When he was 19, Eddie was exiled from his home because of an alleged act of civil disobedience - he was accused of being drunk with a young woman and, after refusing to accept unpaid labour as punishment, he departed for the mainland. After landing a job working on the railways in western Queensland, he set about encouraging other Torres Strait Islanders to join the trade union. But it was a gardening job at James Cook University, where he attended seminars, read books and befriended members of the lecturing staff, that had a profound impact on his thinking. He was having lunch one day in 1974 with historians Professor Noel Loos and Henry Reynolds, and regaling them with stories of his land back on Murray, when they reluctantly informed him that it was actually owned by the Crown. In 1982, he launched his first legal action in the High Court on behalf of himself, David and Sam Passi and James Rice - all Meriam people from the Torres Strait - to prove their legal right to land on the islands of Mer (Murray), Dauar and Waier.

Mabo had his first big victory (some refer to it as Mabo 1) in 1988, when the High Court of Australia found that the Queensland Coast Islands Declaratory Act, which the Bjelke-Petersen government had introduced in 1985 to retrospectively abolish native title rights, was not constitutional. But Justice Moynihan later handed down a ruling stating that Eddie wasn't the rightful heir to his lands because he wasn't really a Mabo, having changed his name.

"That decision really devastated Dad," recalls Gail Mabo, who still lives in the Mabo family home in Townsville. "He had tears in his eyes and told us, 'They're trying to discredit me'. For the first time in his life he felt like giving up. You know, he had this dream to have his own fishing boat. If he'd made that his life's aim instead of land rights, his life would have been much easier for him and he probably would have lived much longer."

WHILE Murray Island still boasts the tropical beauty of Eddie Mabo's youth, there is no tip-toeing around the social problems festering among the 400-strong community today. Those troubles bubbled up during filming: two young men under the influence of alcohol broke a windscreen and punctured a hole in the bonnet of a council car hired by the ABC crew, and another vehicle was dinged.

"It was a great embarrassment to me," says Charles Passi, who plays Benny Mabo in the film and is the son of Dave Passi, a Murray Island co-complainant with Eddie Mabo in the High Court challenge. "One of my own nephews came into a house where ABC crew were staying and threatened them. He's a good fellow when he is sober. But this is the problem on Murray: there is a state of lawlessness. It's beset with the same kinds of problems that are affecting other remote indigenous communities across Australia. We have high rates of sexual abuse and violence and children who are not safe in their homes."

LISTED ENTRIES.
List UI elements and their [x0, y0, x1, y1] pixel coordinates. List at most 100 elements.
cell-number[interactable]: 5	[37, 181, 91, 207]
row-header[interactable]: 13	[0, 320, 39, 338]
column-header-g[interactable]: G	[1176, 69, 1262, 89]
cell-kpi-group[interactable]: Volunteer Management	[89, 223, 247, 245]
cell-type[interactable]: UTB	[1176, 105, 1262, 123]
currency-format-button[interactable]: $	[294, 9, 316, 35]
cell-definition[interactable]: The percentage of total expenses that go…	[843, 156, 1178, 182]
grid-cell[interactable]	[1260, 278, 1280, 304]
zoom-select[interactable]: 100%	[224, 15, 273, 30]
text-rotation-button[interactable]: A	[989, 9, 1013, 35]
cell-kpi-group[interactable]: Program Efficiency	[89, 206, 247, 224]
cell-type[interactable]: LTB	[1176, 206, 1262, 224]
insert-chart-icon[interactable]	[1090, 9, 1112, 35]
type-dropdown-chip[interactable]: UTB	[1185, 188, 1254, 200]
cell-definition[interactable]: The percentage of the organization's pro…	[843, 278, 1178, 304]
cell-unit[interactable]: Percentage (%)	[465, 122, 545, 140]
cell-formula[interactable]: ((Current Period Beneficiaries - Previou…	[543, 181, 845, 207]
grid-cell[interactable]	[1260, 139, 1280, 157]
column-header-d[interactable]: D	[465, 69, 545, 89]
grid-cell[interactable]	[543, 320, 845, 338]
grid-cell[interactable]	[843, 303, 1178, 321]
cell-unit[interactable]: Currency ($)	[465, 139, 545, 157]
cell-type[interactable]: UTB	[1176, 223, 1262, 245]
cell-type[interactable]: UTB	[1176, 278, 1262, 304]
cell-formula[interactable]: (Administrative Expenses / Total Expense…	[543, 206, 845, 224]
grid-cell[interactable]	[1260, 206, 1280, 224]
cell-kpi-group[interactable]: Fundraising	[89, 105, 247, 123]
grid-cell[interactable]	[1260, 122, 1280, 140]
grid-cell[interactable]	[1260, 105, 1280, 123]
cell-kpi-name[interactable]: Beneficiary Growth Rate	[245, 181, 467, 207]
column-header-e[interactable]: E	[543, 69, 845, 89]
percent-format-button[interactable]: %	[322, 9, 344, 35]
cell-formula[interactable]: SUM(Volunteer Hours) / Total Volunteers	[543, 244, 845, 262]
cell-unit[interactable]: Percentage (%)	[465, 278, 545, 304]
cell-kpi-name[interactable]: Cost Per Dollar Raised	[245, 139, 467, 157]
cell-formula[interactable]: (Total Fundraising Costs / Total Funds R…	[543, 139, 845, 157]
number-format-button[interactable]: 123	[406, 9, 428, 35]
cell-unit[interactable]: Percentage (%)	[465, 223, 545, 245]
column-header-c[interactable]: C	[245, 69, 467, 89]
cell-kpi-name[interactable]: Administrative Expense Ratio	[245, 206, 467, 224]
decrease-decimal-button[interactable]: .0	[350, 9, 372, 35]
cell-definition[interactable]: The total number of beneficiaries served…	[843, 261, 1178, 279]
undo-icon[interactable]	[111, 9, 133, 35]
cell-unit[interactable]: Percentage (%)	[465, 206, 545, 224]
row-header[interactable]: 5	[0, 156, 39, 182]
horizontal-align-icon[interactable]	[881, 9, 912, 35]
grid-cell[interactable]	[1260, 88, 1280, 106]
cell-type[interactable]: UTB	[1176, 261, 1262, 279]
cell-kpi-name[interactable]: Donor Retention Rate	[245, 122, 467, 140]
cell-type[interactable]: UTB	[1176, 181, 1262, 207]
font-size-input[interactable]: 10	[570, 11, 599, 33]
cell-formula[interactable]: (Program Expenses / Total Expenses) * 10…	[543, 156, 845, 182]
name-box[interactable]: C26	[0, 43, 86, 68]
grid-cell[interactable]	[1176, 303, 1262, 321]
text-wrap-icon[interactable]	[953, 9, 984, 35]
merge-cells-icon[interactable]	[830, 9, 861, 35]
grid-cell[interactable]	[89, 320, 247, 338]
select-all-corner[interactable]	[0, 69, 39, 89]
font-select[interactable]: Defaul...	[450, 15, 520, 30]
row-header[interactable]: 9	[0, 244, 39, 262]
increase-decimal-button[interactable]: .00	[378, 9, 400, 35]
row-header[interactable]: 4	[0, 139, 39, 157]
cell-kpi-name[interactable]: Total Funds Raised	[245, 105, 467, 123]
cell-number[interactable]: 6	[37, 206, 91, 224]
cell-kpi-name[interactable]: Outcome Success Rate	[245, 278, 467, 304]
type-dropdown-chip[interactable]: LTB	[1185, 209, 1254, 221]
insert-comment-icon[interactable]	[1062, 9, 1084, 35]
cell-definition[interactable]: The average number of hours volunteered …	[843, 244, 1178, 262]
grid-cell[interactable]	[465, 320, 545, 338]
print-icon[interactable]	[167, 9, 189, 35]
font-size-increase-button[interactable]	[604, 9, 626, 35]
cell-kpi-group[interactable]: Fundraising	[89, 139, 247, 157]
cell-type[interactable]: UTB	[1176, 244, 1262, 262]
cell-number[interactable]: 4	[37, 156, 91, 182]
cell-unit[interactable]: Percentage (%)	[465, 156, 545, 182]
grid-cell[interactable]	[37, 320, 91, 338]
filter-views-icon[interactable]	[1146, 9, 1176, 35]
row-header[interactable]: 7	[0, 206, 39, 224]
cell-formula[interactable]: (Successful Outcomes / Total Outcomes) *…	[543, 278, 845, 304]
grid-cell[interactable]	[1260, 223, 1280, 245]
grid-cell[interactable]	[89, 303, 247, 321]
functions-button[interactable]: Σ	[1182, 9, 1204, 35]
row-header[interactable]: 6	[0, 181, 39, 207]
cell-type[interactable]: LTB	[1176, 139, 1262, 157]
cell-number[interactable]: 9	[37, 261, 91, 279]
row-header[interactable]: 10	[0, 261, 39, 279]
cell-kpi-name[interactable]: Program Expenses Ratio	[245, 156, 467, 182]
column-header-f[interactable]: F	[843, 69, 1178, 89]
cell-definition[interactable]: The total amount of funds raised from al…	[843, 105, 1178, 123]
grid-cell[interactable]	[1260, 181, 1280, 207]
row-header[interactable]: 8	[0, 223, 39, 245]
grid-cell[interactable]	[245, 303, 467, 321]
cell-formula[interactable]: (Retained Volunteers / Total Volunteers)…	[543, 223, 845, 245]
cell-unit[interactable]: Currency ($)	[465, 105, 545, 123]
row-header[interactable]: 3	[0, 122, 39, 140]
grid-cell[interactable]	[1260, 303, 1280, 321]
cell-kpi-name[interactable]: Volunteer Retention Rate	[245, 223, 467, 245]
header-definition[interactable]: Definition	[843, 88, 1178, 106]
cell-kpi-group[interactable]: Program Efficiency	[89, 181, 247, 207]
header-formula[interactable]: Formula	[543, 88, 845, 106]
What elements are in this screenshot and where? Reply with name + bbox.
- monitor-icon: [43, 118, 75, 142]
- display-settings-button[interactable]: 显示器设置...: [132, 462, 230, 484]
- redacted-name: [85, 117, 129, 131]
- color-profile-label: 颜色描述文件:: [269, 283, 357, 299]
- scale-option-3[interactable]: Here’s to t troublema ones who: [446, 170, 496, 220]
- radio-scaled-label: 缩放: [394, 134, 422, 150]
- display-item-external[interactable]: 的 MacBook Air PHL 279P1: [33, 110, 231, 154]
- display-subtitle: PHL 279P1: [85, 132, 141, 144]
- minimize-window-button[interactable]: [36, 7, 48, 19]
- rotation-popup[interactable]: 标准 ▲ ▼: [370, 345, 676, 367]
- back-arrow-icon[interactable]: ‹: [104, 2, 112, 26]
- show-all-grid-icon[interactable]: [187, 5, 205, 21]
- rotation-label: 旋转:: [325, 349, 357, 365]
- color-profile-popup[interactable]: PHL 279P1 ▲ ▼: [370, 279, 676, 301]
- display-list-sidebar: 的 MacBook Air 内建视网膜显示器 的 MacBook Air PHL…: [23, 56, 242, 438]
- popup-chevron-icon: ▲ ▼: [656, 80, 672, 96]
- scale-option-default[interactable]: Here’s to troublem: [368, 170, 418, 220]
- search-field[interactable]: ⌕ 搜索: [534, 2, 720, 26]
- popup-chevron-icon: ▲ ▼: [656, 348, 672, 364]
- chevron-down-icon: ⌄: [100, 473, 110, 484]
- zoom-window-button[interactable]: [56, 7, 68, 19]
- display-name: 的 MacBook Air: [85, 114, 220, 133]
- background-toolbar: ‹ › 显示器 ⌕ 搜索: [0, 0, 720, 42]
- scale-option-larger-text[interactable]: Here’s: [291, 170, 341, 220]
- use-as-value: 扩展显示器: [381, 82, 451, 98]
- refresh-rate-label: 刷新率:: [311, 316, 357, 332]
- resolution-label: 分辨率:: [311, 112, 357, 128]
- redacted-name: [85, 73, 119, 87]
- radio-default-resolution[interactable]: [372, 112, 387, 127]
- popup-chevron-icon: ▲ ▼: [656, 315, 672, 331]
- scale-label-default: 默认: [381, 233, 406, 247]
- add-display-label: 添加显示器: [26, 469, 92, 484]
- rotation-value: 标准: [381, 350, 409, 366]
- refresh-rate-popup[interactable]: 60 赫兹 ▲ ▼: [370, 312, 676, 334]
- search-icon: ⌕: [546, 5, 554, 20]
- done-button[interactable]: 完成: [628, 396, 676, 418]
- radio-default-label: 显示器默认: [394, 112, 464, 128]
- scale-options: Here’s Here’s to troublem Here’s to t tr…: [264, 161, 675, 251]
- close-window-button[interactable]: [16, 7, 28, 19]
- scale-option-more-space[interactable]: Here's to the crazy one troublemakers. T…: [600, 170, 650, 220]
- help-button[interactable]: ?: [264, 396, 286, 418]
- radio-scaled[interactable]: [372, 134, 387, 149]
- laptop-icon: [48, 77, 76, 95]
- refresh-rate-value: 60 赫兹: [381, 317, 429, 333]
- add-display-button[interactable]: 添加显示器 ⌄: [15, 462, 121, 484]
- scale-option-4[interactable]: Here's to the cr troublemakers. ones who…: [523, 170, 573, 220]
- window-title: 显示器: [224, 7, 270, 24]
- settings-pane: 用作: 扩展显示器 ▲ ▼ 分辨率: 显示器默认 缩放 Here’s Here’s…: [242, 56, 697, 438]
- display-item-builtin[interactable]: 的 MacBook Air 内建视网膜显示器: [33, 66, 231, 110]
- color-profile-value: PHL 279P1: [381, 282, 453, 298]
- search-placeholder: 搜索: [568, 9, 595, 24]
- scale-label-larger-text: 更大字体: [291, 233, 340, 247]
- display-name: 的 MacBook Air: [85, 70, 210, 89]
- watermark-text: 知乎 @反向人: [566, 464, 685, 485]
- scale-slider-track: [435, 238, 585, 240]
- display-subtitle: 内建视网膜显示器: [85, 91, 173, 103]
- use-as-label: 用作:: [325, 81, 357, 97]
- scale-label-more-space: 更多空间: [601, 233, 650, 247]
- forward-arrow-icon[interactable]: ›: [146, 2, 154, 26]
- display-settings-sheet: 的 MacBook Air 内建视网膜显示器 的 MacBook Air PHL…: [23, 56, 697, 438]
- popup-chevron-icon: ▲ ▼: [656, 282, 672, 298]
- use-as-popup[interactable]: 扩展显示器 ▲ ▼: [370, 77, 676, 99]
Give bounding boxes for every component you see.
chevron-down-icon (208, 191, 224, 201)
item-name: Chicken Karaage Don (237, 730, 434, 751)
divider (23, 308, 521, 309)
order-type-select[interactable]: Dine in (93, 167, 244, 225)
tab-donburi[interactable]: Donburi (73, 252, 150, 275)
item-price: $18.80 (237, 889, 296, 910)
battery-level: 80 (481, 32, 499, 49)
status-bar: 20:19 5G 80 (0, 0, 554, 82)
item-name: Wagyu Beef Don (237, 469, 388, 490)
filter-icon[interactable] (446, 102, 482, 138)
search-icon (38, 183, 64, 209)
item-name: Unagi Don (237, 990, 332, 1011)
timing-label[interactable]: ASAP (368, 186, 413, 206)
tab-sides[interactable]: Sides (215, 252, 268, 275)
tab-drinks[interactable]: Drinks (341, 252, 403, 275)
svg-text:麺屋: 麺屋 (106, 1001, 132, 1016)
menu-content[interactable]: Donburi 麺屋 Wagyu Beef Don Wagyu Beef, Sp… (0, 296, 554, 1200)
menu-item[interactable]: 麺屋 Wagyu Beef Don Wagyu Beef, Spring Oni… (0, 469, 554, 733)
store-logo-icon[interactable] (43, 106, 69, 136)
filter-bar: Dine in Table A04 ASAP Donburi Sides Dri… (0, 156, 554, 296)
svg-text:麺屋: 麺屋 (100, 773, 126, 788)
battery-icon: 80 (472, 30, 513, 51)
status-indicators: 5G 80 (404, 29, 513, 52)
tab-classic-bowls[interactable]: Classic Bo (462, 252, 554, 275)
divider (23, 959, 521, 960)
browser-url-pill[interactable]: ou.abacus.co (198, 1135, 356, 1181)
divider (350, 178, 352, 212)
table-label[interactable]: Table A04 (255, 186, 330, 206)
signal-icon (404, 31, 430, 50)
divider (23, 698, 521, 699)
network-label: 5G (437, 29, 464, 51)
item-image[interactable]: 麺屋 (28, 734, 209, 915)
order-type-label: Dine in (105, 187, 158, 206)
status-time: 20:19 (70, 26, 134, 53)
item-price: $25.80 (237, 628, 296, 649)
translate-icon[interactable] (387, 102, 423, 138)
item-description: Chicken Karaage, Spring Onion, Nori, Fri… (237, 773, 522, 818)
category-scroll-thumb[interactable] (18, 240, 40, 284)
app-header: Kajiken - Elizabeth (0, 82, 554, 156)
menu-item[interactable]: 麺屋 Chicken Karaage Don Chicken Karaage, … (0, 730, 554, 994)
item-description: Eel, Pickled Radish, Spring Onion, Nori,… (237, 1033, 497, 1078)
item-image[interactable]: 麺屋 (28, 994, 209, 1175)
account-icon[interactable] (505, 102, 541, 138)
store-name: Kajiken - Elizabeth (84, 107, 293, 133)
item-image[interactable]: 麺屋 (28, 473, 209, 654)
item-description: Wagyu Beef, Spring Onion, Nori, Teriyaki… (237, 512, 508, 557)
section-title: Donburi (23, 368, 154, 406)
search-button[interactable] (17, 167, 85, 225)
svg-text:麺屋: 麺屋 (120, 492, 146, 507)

STATED TASK 1. Using the passage on Eddie Mabo, decide whether each statement agrees with it, and for each one answer yes or no and quote the words that decide it. (a) Eddie was 19 when he was exiled from his home. (b) The Queensland Coast Islands Declaratory Act was introduced in 1988. (c) The community on Murray Island today numbers about 400.
STATED TASK 2. Reproduce the part of the passage on Eddie Mabo starting at "Mabo had his" and ending at "changed his name.".

EXERCISE RESULT 1.
(a) Yes: "When he was 19, Eddie was exiled from his home"
(b) No: "which the Bjelke-Petersen government had introduced in 1985"
(c) Yes: "the 400-strong community today"

EXERCISE RESULT 2.
Mabo had his first big victory (some refer to it as Mabo 1) in 1988, when the High Court of Australia found that the Queensland Coast Islands Declaratory Act, which the Bjelke-Petersen government had introduced in 1985 to retrospectively abolish native title rights, was not constitutional. But Justice Moynihan later handed down a ruling stating that Eddie wasn't the rightful heir to his lands because he wasn't really a Mabo, having changed his name.